[To be done]: Of all the lines in the material, how many include the word "JSON"? Reply with the number alone.

[Material to process]:
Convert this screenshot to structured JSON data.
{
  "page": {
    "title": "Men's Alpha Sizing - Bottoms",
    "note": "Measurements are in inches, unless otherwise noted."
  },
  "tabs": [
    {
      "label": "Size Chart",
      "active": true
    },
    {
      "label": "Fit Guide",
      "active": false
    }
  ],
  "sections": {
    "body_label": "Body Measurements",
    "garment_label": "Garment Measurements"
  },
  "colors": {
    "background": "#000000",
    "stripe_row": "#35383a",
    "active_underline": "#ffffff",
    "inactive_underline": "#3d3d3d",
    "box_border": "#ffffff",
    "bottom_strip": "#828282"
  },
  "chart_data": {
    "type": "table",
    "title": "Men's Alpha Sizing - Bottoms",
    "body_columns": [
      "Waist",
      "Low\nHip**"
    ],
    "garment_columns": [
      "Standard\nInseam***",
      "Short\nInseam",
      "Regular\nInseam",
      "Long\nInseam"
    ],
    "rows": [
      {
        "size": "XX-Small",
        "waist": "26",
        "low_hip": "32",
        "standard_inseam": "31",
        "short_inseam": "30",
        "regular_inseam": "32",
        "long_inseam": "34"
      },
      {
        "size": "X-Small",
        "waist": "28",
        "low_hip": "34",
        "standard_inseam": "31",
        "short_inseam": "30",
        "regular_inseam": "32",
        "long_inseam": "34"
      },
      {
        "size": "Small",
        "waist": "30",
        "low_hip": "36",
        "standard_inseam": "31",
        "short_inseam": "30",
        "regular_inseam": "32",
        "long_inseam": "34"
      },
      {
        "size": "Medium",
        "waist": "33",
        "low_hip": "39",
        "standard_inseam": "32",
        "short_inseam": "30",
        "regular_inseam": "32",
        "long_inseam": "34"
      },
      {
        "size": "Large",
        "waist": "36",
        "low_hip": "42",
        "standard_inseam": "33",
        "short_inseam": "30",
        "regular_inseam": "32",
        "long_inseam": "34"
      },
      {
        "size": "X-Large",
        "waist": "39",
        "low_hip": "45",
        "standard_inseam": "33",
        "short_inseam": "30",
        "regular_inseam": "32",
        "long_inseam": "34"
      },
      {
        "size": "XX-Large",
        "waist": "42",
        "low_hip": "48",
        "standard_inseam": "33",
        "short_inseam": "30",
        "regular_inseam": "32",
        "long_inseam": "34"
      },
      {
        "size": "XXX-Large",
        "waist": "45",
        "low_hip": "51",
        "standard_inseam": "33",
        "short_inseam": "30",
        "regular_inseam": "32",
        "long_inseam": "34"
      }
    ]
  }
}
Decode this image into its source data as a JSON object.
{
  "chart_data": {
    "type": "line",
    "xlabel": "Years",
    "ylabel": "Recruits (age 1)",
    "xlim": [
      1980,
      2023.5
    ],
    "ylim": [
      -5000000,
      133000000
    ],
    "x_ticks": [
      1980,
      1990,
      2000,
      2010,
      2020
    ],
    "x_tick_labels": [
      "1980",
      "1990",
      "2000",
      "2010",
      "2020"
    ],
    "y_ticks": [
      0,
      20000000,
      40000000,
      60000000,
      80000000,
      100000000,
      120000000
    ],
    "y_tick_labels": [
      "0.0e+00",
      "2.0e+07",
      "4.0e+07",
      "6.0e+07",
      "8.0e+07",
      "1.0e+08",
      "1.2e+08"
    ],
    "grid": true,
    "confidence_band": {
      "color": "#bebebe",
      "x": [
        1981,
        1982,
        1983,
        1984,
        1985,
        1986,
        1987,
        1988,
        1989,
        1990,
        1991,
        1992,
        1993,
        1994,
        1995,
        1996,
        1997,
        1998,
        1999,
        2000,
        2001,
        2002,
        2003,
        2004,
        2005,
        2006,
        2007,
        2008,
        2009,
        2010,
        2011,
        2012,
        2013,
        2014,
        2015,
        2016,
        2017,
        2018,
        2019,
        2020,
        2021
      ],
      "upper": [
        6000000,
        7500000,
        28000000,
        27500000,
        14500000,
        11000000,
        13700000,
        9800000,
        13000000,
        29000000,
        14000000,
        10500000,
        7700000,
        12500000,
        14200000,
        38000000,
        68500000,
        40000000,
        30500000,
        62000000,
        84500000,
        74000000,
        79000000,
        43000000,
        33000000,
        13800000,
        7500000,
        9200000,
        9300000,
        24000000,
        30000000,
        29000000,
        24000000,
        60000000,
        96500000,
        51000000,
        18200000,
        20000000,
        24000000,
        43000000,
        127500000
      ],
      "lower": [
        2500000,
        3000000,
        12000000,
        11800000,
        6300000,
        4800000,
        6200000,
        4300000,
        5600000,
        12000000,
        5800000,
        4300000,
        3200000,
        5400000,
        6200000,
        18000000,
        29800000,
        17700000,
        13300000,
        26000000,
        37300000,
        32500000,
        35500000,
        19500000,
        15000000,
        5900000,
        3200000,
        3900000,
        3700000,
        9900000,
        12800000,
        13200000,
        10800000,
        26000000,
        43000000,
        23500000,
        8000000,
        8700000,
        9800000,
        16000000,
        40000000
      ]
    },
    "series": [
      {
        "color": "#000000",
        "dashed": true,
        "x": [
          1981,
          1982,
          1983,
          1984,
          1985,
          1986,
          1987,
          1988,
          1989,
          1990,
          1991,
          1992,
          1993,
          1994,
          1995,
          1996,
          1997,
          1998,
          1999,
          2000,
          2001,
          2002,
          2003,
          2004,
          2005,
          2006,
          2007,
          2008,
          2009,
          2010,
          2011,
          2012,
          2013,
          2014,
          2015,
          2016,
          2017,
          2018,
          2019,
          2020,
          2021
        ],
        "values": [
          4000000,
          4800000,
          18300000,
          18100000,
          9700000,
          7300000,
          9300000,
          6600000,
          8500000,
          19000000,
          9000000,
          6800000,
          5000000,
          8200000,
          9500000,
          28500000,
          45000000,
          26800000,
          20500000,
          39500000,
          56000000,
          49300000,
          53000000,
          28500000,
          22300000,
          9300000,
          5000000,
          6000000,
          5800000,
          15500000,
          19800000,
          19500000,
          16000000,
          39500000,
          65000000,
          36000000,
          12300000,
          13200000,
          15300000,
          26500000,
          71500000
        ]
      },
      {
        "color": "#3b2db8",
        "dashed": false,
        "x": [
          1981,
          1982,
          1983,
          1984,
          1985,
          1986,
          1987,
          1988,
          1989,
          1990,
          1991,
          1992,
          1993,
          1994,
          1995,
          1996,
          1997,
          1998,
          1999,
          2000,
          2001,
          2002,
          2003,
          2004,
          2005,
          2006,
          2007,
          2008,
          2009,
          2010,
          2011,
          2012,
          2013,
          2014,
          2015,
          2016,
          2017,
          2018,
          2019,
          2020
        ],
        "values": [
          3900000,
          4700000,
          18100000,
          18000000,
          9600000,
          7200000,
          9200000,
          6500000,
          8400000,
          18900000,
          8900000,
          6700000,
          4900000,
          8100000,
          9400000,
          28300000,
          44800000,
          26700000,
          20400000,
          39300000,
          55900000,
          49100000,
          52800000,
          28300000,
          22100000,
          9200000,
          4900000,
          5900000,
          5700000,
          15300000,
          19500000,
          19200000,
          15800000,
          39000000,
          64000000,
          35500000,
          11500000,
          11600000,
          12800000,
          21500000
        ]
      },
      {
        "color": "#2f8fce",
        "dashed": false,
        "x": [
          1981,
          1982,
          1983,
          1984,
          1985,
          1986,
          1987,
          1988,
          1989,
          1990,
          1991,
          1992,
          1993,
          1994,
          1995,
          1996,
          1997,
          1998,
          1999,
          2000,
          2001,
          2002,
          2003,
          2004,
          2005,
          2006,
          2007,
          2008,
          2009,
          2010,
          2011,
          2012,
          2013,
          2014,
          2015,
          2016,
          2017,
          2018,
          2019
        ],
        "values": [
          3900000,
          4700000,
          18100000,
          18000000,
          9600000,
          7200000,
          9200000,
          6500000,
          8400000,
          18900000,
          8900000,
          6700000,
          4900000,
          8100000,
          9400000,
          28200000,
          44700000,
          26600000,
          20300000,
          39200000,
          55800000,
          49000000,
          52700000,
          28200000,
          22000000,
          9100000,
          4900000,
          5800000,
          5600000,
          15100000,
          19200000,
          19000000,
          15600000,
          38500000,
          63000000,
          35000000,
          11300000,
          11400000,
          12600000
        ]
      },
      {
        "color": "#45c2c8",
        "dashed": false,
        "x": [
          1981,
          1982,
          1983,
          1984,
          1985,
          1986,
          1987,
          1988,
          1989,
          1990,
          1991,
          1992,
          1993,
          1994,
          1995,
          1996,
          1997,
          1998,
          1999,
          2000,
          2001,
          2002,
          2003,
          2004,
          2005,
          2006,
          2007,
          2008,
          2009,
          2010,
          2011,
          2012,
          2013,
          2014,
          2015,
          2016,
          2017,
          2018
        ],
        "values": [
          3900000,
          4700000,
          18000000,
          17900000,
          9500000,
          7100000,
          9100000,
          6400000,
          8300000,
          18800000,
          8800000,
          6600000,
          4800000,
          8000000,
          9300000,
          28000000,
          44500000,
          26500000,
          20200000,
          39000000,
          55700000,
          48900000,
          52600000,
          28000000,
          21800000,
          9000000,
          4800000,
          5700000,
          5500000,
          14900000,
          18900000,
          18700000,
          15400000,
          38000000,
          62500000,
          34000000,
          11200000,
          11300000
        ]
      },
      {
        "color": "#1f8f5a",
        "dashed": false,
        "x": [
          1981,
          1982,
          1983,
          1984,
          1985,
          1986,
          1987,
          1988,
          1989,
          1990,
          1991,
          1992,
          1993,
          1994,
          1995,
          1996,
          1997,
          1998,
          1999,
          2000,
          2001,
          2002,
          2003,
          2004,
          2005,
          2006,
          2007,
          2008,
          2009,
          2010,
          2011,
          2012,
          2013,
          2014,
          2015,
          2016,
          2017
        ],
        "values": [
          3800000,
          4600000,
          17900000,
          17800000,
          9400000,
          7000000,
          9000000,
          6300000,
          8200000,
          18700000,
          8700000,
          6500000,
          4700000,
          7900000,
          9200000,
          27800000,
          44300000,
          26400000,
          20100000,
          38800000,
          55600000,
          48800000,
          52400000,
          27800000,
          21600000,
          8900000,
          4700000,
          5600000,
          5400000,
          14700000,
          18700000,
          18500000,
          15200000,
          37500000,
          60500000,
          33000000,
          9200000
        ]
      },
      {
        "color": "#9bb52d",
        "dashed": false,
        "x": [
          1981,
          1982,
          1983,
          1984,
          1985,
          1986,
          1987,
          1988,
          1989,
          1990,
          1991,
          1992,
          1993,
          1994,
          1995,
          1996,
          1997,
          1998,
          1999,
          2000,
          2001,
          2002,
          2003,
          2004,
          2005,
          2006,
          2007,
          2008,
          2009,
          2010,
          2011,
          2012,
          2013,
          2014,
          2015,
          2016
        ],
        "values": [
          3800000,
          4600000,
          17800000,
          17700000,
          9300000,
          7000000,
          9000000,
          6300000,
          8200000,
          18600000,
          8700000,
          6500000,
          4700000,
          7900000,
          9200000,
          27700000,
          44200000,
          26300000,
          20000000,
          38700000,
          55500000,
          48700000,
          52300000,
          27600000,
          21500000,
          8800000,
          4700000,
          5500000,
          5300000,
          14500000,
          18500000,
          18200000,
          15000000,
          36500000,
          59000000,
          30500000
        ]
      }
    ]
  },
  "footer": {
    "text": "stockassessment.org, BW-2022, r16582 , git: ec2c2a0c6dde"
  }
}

[Completed exercise]: 2